Records about charts and figures

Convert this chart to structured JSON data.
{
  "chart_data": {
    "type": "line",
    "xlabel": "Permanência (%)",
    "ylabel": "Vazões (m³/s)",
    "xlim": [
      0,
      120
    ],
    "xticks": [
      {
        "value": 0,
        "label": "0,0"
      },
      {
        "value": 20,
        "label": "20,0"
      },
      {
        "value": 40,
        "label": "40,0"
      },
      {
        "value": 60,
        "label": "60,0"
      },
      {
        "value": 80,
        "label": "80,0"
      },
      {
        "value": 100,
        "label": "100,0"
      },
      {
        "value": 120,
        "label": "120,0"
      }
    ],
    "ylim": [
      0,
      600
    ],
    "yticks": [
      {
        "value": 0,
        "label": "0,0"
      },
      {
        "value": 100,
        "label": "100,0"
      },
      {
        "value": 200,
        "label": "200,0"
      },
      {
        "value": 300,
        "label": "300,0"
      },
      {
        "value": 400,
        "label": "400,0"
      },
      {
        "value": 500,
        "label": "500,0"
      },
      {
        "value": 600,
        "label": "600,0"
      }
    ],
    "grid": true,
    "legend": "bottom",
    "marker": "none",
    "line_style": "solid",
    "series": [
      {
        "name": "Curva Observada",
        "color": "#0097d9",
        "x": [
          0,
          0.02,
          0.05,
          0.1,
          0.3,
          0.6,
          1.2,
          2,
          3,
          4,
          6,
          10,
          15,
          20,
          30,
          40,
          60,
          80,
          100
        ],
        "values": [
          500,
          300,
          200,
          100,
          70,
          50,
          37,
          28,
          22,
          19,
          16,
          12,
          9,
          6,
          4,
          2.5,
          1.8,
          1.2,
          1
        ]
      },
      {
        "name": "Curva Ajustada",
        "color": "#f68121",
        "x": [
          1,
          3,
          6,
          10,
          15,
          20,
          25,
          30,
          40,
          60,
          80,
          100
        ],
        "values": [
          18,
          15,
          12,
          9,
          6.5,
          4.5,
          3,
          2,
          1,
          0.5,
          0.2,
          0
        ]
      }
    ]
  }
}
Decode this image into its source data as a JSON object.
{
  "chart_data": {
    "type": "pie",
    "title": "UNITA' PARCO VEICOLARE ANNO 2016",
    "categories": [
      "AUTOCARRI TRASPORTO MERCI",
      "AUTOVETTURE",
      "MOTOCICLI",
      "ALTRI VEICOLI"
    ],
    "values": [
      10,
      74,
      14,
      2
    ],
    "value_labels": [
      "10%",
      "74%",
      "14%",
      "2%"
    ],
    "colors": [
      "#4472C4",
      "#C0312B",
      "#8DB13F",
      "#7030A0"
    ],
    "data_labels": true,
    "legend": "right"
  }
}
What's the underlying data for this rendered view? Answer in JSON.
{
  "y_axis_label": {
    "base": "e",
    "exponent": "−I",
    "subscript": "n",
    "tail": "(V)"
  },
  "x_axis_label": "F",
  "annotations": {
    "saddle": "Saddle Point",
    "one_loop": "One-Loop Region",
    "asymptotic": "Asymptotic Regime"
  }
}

→ Brief: Report how many lines of the listing above include the word "Curva". Say nothing but the number.

→ Solution below: 2